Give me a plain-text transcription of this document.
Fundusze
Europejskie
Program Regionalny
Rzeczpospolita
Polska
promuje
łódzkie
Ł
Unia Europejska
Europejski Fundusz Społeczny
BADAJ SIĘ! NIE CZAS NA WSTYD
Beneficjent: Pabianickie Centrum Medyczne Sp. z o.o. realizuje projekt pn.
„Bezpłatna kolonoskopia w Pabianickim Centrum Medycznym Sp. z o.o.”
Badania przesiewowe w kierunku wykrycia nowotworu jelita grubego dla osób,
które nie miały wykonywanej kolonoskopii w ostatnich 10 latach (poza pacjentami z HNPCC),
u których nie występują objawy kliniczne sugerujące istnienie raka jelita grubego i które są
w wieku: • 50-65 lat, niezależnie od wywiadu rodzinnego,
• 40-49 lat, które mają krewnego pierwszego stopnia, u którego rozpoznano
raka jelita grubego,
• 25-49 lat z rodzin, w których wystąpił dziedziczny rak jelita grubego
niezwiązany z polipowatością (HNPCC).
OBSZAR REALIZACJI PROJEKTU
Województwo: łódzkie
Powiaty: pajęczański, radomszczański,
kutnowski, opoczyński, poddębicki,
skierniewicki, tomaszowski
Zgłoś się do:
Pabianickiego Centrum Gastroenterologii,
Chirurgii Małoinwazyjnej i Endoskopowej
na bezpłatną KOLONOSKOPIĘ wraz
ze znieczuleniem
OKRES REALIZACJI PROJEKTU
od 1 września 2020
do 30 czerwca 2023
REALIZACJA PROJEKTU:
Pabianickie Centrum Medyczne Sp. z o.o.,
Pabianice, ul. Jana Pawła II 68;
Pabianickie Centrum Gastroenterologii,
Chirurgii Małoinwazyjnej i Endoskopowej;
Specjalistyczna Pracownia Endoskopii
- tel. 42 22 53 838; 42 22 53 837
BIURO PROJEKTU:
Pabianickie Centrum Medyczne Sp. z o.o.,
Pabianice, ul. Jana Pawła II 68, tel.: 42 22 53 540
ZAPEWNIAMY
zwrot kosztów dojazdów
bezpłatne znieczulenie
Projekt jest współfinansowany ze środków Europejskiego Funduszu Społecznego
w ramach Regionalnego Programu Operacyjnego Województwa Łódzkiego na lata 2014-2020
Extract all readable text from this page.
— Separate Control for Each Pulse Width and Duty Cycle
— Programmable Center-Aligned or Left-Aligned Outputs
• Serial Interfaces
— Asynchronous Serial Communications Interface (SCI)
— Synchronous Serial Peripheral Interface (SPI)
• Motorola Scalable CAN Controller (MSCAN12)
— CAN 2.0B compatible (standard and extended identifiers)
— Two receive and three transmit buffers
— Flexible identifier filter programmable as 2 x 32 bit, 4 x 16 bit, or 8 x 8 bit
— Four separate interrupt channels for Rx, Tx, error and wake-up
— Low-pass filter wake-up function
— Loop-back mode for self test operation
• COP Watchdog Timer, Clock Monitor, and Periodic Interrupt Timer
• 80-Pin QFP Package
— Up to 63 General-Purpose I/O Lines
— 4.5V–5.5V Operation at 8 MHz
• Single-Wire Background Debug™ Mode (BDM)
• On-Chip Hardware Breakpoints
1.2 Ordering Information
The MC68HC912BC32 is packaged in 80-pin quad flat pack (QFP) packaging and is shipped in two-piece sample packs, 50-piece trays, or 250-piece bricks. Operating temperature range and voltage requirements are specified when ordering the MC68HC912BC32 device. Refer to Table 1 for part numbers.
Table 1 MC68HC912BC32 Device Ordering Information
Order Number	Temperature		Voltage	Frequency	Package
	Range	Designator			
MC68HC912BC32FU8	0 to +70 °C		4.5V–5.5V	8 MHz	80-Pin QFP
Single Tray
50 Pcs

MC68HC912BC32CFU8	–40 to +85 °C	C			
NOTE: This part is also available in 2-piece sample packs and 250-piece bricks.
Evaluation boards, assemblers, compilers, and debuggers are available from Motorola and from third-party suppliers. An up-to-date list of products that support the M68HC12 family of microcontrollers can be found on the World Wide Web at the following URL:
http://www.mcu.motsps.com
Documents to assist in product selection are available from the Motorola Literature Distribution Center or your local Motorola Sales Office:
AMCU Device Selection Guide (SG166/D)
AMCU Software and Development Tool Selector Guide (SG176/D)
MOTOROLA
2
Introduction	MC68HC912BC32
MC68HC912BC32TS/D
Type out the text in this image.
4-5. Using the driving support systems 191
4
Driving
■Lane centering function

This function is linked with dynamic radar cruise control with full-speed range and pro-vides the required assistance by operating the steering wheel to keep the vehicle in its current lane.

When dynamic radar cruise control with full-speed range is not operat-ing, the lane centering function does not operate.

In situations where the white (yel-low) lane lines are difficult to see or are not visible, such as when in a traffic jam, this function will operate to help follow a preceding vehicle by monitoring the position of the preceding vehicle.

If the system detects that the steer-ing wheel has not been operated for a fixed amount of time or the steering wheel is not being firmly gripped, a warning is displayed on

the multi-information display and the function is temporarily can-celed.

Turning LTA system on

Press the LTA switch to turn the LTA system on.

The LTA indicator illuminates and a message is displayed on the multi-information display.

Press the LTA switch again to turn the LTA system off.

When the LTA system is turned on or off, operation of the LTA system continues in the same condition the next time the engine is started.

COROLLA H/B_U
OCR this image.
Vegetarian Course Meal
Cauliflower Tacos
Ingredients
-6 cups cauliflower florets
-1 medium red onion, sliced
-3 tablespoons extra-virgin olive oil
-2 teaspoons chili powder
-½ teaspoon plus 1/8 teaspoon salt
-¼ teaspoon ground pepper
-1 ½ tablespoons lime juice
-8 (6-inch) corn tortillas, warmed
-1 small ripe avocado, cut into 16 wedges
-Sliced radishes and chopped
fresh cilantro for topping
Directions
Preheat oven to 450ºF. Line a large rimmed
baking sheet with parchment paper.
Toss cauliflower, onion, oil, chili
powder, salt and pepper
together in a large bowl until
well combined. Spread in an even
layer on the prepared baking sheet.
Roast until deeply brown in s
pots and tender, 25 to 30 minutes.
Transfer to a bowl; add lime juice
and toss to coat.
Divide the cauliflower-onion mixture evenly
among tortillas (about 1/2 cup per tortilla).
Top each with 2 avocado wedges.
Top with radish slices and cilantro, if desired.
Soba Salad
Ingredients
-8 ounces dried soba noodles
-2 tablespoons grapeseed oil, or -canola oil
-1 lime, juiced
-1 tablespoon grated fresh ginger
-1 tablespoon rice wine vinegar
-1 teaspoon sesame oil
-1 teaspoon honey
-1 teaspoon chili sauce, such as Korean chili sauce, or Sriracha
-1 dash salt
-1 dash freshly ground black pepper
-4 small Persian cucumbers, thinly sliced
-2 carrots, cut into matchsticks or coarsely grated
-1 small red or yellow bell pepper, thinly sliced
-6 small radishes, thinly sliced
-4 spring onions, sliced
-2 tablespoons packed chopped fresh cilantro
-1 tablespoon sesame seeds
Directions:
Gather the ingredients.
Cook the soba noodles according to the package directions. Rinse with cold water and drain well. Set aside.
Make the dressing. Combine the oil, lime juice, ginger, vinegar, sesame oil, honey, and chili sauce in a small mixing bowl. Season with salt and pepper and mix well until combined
▬▬▬▬▬▬▬▬▬▬
*What you will do*
Tally the lines of the material above that contain the word "cruise" and report the total alone.

*Solution to the problem*
2